[START RECORDS SHOWN]
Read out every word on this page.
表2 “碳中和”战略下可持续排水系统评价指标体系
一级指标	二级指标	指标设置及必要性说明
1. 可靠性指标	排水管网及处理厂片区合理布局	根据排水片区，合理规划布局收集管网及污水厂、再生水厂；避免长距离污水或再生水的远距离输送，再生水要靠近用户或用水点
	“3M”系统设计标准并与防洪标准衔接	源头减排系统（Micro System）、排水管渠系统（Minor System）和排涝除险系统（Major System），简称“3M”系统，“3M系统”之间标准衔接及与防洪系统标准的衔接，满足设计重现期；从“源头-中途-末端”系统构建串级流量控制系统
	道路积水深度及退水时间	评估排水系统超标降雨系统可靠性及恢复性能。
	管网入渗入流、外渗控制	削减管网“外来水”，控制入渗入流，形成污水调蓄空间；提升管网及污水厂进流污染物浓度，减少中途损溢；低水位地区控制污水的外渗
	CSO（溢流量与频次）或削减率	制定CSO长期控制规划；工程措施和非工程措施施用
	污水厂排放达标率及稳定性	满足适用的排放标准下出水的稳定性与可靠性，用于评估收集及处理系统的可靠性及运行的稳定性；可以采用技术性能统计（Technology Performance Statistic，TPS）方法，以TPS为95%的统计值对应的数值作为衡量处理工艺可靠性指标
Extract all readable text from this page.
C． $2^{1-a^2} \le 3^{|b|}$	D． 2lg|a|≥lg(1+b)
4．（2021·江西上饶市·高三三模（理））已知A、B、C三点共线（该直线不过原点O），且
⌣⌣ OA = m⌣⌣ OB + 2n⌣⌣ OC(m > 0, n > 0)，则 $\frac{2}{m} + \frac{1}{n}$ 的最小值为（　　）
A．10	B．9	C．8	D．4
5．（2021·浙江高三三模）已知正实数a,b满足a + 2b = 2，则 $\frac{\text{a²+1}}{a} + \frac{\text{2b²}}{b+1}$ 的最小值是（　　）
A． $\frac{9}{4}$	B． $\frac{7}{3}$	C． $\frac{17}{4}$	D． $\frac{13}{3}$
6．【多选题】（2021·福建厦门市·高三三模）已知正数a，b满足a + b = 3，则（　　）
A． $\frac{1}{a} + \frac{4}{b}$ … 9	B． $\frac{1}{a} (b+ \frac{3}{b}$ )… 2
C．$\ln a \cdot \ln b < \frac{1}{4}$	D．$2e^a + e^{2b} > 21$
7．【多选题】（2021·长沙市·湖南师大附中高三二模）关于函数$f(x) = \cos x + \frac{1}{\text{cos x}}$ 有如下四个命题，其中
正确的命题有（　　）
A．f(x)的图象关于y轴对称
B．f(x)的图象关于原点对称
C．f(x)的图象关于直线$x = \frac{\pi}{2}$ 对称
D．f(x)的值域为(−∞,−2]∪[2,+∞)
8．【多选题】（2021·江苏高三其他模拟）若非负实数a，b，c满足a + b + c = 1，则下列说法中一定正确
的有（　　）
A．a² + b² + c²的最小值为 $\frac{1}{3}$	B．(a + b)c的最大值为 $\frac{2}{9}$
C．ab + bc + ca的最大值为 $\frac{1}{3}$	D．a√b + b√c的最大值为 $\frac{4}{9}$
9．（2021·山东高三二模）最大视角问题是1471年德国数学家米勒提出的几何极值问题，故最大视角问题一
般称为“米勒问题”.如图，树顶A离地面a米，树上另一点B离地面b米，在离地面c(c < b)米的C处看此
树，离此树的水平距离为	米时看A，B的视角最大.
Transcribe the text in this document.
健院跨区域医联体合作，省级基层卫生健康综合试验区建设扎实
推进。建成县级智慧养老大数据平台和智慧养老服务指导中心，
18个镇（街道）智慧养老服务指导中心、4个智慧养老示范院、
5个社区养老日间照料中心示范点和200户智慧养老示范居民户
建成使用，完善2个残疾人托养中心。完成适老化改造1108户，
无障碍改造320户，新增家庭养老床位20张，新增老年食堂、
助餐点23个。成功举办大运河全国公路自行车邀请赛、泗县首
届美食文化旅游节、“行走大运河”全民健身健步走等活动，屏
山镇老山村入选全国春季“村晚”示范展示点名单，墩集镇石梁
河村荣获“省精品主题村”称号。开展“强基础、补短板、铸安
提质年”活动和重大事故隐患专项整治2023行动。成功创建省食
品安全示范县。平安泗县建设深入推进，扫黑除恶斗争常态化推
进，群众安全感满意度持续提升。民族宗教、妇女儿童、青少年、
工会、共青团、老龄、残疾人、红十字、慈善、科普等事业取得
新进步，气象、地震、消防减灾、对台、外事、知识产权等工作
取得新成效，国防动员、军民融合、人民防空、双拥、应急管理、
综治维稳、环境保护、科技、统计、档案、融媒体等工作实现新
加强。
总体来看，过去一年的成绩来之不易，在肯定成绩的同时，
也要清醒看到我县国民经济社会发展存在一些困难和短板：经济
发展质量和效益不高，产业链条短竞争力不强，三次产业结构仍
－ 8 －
[END RECORDS SHOWN]
| TO DO |
Identify each line in the records above containing the word "page"; copy those lines.

| FINAL ANSWER |
Read out every word on this page.
Extract all readable text from this page.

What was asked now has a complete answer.